WORK TO COMPLETE:
Filter the data for lines with the word "modestie", then copy every line so identified.

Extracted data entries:

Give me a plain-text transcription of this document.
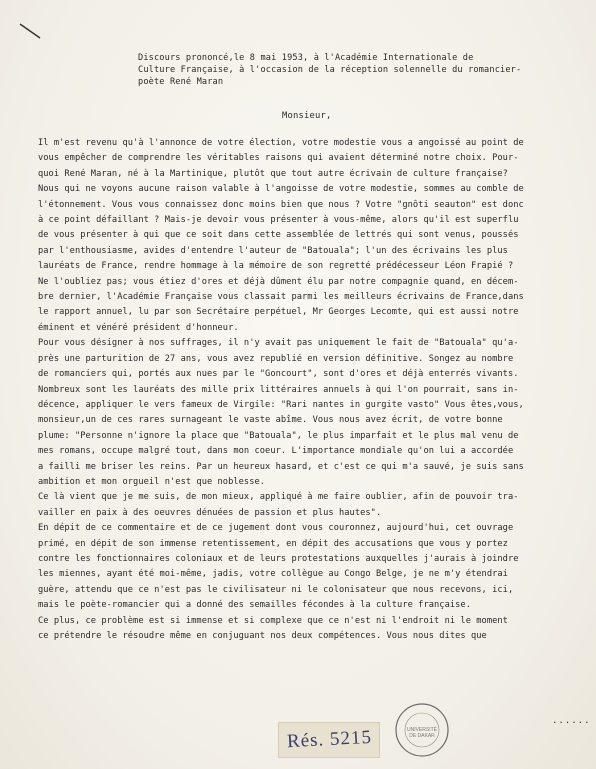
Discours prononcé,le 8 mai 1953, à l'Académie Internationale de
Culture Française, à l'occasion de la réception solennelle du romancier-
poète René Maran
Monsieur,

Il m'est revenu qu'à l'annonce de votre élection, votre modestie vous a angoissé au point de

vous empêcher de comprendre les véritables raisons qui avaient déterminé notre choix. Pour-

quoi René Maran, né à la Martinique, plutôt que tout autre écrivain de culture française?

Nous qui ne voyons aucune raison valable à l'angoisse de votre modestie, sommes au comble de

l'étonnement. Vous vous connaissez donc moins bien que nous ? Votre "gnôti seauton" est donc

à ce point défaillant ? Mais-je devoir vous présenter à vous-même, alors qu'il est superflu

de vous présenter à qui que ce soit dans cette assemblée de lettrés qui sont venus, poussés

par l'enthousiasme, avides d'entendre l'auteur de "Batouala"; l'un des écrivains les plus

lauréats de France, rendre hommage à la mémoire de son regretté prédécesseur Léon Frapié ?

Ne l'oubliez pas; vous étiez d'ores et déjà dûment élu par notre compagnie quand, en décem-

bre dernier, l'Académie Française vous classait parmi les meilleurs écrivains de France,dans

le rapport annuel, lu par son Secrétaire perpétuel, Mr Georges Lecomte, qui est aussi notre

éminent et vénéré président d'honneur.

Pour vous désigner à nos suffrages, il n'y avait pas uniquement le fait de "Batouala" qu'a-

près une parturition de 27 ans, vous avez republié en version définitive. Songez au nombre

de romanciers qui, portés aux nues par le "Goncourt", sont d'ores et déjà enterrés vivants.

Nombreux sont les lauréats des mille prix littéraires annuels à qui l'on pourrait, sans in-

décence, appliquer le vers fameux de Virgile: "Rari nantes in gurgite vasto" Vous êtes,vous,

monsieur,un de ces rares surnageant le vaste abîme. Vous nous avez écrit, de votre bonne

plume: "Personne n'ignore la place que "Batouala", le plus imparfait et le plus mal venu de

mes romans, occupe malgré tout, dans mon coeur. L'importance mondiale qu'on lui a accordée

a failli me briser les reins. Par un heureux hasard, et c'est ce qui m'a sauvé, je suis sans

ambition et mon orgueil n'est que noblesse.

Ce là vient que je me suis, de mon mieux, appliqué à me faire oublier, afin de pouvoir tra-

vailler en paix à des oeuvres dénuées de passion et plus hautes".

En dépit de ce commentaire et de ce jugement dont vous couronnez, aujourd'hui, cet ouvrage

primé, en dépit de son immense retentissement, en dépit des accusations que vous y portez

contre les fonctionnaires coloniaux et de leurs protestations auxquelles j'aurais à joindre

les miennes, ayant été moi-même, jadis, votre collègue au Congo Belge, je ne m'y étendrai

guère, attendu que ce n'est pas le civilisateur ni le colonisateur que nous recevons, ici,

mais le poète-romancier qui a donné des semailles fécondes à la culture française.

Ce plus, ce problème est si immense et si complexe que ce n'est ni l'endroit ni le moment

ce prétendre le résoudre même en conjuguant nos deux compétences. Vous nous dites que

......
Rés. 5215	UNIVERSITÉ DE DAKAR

==

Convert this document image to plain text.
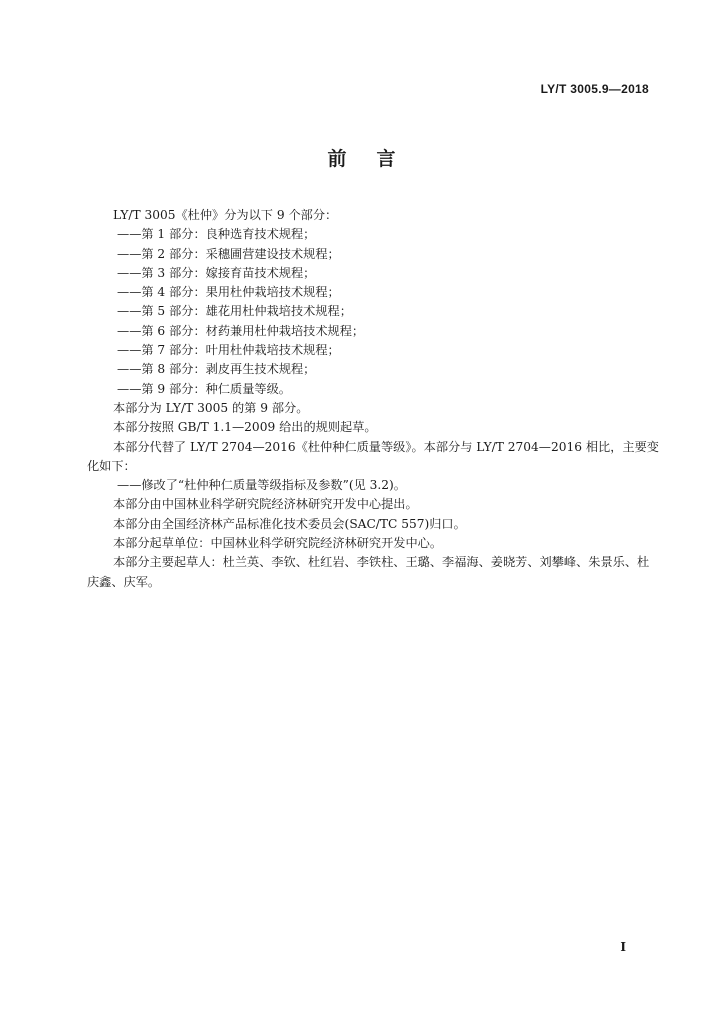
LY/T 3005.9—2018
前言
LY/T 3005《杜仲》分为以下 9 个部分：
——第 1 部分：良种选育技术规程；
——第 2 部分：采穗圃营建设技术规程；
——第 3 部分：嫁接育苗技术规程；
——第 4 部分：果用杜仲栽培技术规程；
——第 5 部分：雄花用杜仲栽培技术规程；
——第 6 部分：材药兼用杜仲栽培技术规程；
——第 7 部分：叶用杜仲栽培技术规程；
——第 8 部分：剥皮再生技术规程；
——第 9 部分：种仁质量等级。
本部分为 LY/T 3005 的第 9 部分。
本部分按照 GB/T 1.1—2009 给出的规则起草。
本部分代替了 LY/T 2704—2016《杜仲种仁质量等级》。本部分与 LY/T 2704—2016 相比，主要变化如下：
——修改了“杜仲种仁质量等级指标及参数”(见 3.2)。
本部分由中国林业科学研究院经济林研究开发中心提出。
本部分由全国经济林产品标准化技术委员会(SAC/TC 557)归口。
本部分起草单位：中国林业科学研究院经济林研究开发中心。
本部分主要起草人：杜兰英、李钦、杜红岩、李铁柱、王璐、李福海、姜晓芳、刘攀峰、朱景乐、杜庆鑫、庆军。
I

SOLUTION TO THE PROBLEM:
Il m'est revenu qu'à l'annonce de votre élection, votre modestie vous a angoissé au point de
Nous qui ne voyons aucune raison valable à l'angoisse de votre modestie, sommes au comble de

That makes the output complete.